→ EXERCISE:
Restate the complete material exactly.

_ _ _ _

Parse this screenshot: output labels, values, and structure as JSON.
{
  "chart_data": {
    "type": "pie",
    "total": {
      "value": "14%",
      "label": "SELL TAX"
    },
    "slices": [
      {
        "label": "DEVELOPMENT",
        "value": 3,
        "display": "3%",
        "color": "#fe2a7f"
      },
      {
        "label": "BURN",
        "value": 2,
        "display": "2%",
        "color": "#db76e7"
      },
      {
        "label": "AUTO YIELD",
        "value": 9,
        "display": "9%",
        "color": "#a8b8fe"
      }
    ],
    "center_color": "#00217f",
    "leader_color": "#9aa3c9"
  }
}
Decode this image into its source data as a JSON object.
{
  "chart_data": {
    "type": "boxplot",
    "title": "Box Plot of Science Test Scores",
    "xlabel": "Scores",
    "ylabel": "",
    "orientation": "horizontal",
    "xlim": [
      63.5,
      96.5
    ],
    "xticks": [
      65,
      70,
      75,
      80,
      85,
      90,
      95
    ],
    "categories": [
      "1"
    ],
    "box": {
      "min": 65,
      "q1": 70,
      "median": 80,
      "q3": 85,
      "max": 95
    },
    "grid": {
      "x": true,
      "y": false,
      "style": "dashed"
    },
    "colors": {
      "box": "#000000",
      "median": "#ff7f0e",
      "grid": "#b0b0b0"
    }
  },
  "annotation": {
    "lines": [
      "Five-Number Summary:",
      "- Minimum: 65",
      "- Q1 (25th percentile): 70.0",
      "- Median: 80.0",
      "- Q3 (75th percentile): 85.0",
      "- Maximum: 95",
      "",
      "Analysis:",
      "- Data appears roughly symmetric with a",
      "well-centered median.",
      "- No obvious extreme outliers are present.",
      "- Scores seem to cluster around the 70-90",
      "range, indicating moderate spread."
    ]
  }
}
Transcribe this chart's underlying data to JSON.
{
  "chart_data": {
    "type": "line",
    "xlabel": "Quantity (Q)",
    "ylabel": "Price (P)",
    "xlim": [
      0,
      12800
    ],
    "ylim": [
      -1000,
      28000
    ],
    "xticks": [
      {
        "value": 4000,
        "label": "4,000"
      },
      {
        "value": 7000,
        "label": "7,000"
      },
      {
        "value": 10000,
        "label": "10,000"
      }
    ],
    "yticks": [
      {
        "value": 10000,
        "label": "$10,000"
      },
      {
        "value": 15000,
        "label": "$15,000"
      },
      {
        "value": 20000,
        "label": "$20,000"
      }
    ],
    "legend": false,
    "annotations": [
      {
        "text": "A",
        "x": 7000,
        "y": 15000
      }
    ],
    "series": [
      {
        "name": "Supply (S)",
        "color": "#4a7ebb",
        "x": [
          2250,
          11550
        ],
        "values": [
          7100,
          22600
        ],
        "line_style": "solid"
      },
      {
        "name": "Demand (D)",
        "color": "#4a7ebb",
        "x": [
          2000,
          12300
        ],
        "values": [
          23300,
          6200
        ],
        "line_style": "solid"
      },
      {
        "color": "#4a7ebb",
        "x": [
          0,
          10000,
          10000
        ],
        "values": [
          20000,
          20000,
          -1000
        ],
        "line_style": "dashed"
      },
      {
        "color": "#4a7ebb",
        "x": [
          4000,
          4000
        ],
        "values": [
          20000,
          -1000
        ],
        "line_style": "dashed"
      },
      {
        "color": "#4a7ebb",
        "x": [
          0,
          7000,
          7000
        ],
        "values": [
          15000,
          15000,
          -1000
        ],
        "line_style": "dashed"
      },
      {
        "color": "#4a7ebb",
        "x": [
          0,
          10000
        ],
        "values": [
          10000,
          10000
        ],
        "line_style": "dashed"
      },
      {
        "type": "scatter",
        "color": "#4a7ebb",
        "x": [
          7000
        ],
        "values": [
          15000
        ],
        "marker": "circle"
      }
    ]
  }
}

_ _ _ _

→ EXERCISE OUTPUT:
Parse this screenshot: output labels, values, and structure as JSON.
{
  "chart_data": {
    "type": "pie",
    "total": {
      "value": "14%",
      "label": "SELL TAX"
    },
    "slices": [
      {
        "label": "DEVELOPMENT",
        "value": 3,
        "display": "3%",
        "color": "#fe2a7f"
      },
      {
        "label": "BURN",
        "value": 2,
        "display": "2%",
        "color": "#db76e7"
      },
      {
        "label": "AUTO YIELD",
        "value": 9,
        "display": "9%",
        "color": "#a8b8fe"
      }
    ],
    "center_color": "#00217f",
    "leader_color": "#9aa3c9"
  }
}
Decode this image into its source data as a JSON object.
{
  "chart_data": {
    "type": "boxplot",
    "title": "Box Plot of Science Test Scores",
    "xlabel": "Scores",
    "ylabel": "",
    "orientation": "horizontal",
    "xlim": [
      63.5,
      96.5
    ],
    "xticks": [
      65,
      70,
      75,
      80,
      85,
      90,
      95
    ],
    "categories": [
      "1"
    ],
    "box": {
      "min": 65,
      "q1": 70,
      "median": 80,
      "q3": 85,
      "max": 95
    },
    "grid": {
      "x": true,
      "y": false,
      "style": "dashed"
    },
    "colors": {
      "box": "#000000",
      "median": "#ff7f0e",
      "grid": "#b0b0b0"
    }
  },
  "annotation": {
    "lines": [
      "Five-Number Summary:",
      "- Minimum: 65",
      "- Q1 (25th percentile): 70.0",
      "- Median: 80.0",
      "- Q3 (75th percentile): 85.0",
      "- Maximum: 95",
      "",
      "Analysis:",
      "- Data appears roughly symmetric with a",
      "well-centered median.",
      "- No obvious extreme outliers are present.",
      "- Scores seem to cluster around the 70-90",
      "range, indicating moderate spread."
    ]
  }
}
Transcribe this chart's underlying data to JSON.
{
  "chart_data": {
    "type": "line",
    "xlabel": "Quantity (Q)",
    "ylabel": "Price (P)",
    "xlim": [
      0,
      12800
    ],
    "ylim": [
      -1000,
      28000
    ],
    "xticks": [
      {
        "value": 4000,
        "label": "4,000"
      },
      {
        "value": 7000,
        "label": "7,000"
      },
      {
        "value": 10000,
        "label": "10,000"
      }
    ],
    "yticks": [
      {
        "value": 10000,
        "label": "$10,000"
      },
      {
        "value": 15000,
        "label": "$15,000"
      },
      {
        "value": 20000,
        "label": "$20,000"
      }
    ],
    "legend": false,
    "annotations": [
      {
        "text": "A",
        "x": 7000,
        "y": 15000
      }
    ],
    "series": [
      {
        "name": "Supply (S)",
        "color": "#4a7ebb",
        "x": [
          2250,
          11550
        ],
        "values": [
          7100,
          22600
        ],
        "line_style": "solid"
      },
      {
        "name": "Demand (D)",
        "color": "#4a7ebb",
        "x": [
          2000,
          12300
        ],
        "values": [
          23300,
          6200
        ],
        "line_style": "solid"
      },
      {
        "color": "#4a7ebb",
        "x": [
          0,
          10000,
          10000
        ],
        "values": [
          20000,
          20000,
          -1000
        ],
        "line_style": "dashed"
      },
      {
        "color": "#4a7ebb",
        "x": [
          4000,
          4000
        ],
        "values": [
          20000,
          -1000
        ],
        "line_style": "dashed"
      },
      {
        "color": "#4a7ebb",
        "x": [
          0,
          7000,
          7000
        ],
        "values": [
          15000,
          15000,
          -1000
        ],
        "line_style": "dashed"
      },
      {
        "color": "#4a7ebb",
        "x": [
          0,
          10000
        ],
        "values": [
          10000,
          10000
        ],
        "line_style": "dashed"
      },
      {
        "type": "scatter",
        "color": "#4a7ebb",
        "x": [
          7000
        ],
        "values": [
          15000
        ],
        "marker": "circle"
      }
    ]
  }
}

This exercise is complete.